Data for this task:
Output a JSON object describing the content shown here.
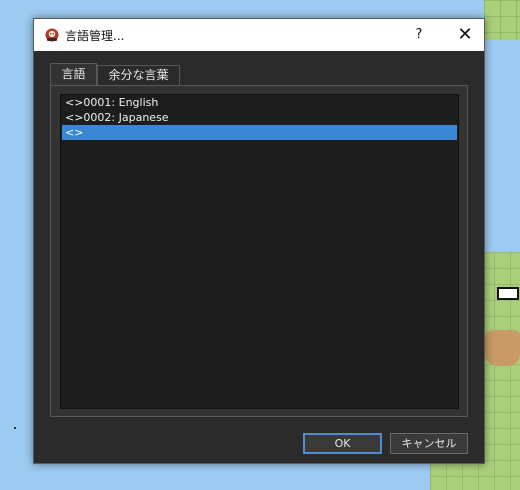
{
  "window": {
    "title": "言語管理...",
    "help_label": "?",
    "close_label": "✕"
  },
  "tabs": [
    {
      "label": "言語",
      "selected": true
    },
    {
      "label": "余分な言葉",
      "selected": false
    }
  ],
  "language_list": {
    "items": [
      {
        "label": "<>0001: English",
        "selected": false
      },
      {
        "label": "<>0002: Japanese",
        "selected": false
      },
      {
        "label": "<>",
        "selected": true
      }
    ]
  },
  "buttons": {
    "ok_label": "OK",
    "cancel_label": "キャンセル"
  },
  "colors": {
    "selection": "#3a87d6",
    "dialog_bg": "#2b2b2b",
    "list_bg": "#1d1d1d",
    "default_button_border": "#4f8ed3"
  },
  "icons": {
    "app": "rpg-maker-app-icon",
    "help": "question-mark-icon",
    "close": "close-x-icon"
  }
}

---

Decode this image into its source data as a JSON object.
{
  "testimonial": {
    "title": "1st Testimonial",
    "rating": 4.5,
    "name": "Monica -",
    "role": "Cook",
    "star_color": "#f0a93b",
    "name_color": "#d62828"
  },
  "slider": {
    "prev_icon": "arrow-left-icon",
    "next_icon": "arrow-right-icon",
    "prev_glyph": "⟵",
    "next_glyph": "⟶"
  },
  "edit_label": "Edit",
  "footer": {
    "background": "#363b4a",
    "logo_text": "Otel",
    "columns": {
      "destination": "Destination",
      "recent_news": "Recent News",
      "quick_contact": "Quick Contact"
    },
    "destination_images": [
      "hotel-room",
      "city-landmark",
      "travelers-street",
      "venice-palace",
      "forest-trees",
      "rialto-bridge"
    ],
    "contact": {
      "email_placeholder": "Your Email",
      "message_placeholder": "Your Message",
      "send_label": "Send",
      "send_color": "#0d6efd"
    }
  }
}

Task directions: Look through the data and show every line containing "selected".

Output for this task:
      "selected": true
      "selected": false
        "selected": false
        "selected": false
        "selected": true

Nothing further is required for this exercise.